— INSTRUCTION —
Separate out the lines that hold "Grantor".

— EXERCISE MATERIALS —
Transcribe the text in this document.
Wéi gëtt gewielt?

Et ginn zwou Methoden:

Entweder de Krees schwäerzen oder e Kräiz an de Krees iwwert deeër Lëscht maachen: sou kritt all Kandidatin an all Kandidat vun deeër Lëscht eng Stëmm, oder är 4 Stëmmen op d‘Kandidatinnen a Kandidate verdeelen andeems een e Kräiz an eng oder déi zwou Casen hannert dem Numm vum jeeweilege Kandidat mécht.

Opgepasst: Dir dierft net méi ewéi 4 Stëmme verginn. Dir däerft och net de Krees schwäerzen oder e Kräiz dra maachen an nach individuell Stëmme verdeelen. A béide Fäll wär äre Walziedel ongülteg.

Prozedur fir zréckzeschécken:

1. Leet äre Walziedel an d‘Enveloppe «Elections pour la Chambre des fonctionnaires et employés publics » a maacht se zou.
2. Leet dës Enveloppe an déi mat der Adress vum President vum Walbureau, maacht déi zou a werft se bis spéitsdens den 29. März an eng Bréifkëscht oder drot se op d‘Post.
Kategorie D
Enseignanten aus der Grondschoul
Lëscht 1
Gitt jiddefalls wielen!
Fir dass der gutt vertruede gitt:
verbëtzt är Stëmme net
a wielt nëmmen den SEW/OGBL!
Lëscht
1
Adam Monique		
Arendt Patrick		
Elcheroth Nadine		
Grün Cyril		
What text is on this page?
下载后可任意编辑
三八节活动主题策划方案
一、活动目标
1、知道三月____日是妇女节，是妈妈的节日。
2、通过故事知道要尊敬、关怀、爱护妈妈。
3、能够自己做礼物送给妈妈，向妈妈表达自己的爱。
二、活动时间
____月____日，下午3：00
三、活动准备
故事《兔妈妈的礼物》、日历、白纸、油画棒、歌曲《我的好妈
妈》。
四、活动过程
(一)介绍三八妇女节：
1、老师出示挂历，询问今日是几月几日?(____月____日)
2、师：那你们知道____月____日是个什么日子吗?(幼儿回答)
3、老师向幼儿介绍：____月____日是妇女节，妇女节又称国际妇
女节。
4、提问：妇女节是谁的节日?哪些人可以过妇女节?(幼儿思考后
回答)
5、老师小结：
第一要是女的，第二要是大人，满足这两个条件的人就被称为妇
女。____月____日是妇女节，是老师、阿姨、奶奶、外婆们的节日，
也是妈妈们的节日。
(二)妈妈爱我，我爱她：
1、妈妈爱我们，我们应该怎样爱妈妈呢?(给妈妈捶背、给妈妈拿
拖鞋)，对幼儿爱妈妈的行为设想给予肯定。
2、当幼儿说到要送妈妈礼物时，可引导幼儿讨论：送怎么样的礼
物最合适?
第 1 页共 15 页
--
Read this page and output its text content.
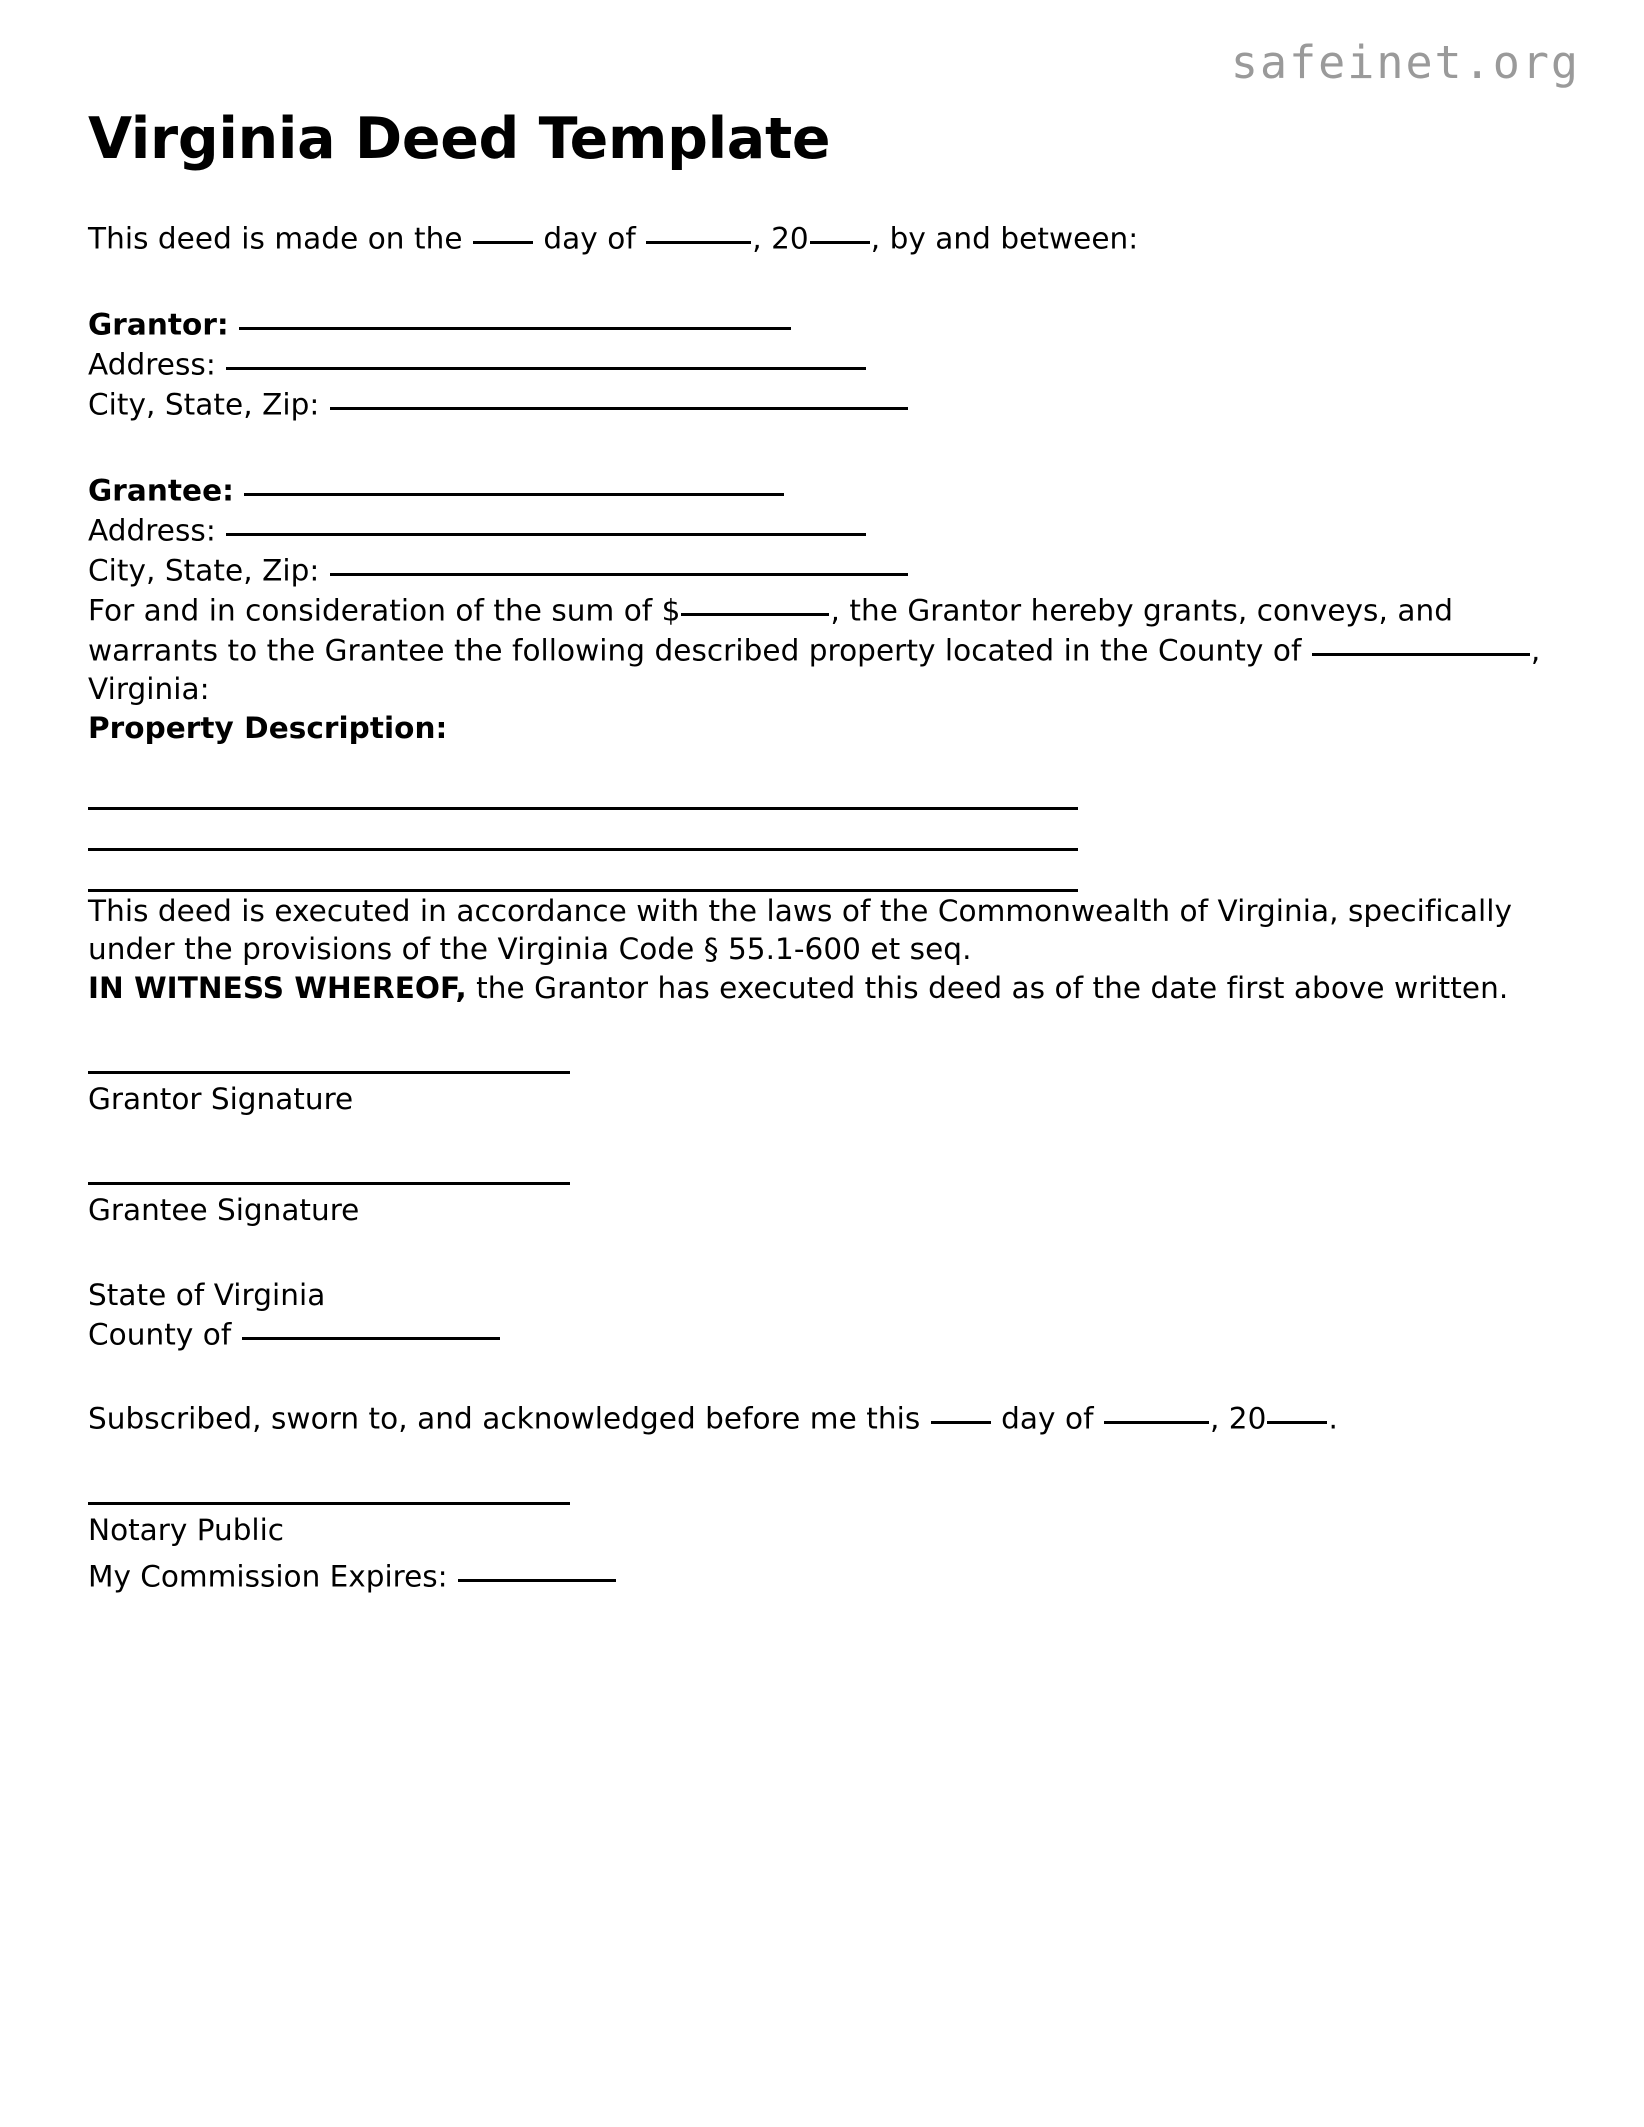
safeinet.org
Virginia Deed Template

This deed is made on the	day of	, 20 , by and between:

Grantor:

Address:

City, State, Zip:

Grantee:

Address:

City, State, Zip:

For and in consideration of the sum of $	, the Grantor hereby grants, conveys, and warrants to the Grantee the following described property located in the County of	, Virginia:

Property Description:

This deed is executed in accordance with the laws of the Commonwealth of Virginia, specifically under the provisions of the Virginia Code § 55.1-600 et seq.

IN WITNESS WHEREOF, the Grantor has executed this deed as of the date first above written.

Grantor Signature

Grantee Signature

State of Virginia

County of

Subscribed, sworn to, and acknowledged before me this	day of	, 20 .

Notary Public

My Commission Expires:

— EXERCISE RESULT —
Grantor:
For and in consideration of the sum of $	, the Grantor hereby grants, conveys, and warrants to the Grantee the following described property located in the County of	, Virginia:
IN WITNESS WHEREOF, the Grantor has executed this deed as of the date first above written.
Grantor Signature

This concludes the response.